[Records]
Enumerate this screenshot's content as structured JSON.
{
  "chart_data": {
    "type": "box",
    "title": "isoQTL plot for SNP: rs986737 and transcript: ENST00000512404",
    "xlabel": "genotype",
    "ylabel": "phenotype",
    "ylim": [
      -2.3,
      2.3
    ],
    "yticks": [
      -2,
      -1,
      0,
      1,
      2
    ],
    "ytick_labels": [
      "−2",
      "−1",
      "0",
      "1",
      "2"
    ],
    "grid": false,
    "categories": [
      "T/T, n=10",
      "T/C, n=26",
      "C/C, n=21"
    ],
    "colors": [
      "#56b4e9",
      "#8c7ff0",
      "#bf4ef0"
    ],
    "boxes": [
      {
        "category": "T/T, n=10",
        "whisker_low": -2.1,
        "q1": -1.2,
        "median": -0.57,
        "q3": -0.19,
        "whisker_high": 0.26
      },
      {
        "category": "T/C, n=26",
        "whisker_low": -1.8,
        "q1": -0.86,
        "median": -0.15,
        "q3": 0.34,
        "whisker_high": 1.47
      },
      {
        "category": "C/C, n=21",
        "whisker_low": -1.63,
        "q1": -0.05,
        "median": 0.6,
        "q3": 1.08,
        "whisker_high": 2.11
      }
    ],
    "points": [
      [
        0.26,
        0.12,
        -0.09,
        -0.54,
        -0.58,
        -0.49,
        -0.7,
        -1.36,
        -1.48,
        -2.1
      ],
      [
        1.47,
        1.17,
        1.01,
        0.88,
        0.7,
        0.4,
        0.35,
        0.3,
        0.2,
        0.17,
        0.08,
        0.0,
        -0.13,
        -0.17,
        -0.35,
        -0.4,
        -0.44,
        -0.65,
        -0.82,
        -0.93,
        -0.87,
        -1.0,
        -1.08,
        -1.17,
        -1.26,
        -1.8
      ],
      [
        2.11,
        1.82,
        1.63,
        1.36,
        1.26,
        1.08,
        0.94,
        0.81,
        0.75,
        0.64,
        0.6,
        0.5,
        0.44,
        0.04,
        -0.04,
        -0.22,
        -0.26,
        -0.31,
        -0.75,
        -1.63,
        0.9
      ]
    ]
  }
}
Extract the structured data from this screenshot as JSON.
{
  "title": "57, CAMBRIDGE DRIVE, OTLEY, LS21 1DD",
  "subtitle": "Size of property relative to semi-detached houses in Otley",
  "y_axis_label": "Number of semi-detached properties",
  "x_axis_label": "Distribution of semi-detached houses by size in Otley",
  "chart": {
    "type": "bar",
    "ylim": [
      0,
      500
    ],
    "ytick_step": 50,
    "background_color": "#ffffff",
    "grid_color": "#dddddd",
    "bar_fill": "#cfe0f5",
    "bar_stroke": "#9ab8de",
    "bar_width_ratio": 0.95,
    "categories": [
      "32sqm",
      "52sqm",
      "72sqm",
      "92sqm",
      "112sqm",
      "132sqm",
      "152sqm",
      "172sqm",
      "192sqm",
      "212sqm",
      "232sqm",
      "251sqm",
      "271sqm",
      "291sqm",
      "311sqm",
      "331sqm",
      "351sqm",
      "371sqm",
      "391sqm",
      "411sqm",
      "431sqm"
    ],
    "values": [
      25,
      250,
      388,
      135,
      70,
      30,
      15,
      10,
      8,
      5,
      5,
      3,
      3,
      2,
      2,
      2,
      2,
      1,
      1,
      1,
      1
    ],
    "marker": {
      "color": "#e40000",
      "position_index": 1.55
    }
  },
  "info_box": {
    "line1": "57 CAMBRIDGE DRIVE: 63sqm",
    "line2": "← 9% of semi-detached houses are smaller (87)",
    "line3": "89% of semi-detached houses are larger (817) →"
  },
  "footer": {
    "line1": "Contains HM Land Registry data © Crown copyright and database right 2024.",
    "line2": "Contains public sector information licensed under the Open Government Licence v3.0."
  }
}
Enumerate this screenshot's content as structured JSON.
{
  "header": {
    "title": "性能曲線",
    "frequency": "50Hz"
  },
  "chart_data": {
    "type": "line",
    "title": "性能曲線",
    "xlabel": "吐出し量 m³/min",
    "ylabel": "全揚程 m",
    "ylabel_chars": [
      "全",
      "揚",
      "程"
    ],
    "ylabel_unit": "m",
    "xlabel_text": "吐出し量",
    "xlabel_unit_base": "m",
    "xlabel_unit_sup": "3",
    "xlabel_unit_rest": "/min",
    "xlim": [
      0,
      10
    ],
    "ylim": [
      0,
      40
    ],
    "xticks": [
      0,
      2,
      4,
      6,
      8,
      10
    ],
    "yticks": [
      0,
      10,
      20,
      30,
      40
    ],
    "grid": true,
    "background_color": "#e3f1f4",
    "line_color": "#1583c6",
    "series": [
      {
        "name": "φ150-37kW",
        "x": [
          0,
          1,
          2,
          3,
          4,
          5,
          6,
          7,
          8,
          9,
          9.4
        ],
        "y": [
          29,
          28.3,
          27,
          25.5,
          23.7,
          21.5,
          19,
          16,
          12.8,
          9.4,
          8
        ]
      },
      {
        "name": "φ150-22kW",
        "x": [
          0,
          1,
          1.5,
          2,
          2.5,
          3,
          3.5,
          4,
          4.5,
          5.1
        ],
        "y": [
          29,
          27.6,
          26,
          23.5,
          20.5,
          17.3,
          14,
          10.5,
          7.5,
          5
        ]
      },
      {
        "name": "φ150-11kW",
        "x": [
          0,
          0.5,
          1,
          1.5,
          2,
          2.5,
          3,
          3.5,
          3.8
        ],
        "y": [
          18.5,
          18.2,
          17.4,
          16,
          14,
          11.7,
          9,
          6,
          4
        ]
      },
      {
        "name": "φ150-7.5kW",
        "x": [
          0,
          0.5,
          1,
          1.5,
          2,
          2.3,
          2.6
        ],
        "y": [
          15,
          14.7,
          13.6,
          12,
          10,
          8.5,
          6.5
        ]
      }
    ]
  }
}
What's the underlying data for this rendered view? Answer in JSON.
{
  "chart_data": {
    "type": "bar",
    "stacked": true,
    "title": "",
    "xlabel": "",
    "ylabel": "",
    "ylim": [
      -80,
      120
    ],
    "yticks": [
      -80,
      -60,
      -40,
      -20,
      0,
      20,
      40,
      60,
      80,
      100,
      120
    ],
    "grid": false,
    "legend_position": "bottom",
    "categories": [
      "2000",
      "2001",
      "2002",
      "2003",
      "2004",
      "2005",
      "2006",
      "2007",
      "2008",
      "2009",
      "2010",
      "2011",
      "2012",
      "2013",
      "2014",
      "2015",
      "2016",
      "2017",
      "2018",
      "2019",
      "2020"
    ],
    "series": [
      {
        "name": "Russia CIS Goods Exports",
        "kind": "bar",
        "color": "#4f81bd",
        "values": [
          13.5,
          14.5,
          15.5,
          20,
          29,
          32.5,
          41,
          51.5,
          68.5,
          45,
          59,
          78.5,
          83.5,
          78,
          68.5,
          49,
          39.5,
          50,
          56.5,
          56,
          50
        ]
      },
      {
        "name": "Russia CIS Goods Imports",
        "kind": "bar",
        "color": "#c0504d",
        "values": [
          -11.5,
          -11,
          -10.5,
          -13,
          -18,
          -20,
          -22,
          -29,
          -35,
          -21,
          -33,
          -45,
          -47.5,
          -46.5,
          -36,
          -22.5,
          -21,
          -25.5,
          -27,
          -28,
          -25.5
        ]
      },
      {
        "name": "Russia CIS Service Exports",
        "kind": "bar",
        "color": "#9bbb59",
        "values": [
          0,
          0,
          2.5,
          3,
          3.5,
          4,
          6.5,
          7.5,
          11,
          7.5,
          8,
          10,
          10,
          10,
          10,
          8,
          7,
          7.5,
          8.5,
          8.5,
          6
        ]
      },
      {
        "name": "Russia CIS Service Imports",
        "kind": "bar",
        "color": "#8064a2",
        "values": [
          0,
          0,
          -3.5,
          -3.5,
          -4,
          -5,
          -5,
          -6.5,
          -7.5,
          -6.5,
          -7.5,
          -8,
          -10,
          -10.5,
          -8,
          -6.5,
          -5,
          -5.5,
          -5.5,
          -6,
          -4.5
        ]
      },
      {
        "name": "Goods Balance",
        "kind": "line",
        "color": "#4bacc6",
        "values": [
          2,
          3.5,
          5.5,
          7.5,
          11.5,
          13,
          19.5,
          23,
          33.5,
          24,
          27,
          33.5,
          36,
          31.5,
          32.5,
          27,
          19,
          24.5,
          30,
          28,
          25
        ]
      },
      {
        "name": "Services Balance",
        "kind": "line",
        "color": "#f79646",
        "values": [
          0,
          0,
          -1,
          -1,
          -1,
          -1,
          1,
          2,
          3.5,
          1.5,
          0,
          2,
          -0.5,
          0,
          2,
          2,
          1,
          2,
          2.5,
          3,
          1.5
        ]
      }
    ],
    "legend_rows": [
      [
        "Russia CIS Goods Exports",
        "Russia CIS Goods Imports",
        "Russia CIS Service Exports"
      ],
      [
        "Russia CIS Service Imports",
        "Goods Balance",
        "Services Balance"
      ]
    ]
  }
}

# [Stated problem]
Count all lines of the data that include "Services". The answer is the number alone.

# [Exercise response]
2